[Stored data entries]
--- Begin ---
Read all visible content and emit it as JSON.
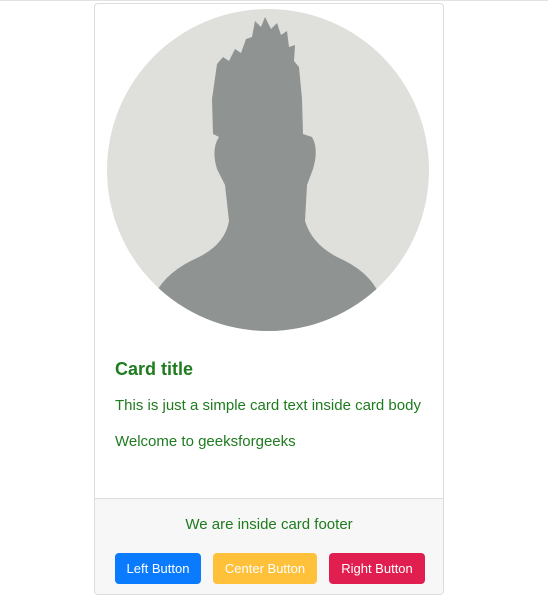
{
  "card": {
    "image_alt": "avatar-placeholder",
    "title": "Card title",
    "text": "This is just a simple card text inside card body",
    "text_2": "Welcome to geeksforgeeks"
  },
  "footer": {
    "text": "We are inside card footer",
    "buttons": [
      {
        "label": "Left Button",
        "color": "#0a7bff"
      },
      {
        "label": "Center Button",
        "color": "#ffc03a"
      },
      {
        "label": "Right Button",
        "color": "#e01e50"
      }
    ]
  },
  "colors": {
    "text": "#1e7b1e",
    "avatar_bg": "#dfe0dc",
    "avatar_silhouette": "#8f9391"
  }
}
--- End ---
--- Begin ---
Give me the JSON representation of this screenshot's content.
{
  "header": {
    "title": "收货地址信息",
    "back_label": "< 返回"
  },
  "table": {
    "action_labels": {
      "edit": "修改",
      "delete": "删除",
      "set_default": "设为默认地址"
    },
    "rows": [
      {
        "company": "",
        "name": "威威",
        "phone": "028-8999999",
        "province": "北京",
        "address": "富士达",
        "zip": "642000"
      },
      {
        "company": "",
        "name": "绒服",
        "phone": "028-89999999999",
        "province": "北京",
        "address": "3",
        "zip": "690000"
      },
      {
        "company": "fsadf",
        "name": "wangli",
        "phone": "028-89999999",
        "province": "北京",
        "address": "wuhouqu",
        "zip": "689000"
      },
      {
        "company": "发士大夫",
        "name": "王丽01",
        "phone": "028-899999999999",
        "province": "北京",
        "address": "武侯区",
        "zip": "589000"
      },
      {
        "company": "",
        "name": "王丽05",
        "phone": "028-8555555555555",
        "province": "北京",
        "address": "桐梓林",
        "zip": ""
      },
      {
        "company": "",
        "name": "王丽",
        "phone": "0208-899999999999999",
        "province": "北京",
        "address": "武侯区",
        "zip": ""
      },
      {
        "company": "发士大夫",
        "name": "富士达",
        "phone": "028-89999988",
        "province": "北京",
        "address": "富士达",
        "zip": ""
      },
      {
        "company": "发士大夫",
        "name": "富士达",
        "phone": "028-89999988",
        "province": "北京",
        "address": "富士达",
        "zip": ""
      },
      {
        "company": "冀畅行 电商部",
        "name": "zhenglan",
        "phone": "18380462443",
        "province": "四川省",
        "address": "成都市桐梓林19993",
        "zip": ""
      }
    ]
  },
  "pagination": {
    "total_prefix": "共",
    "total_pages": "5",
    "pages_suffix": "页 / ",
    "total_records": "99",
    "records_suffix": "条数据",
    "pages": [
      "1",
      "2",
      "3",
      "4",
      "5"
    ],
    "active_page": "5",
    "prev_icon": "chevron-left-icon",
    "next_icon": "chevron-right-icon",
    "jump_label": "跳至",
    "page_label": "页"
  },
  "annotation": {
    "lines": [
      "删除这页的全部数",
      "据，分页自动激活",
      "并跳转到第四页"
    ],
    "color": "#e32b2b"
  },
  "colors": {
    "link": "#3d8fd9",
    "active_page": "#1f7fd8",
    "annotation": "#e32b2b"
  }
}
--- End ---
▸ **WHAT YOU HAVE TO DO**
Look for the word "phone" and return every line where it occurs.

▸ **SOLUTION FOR THIS TASK**
        "phone": "028-8999999",
        "phone": "028-89999999999",
        "phone": "028-89999999",
        "phone": "028-899999999999",
        "phone": "028-8555555555555",
        "phone": "0208-899999999999999",
        "phone": "028-89999988",
        "phone": "028-89999988",
        "phone": "18380462443",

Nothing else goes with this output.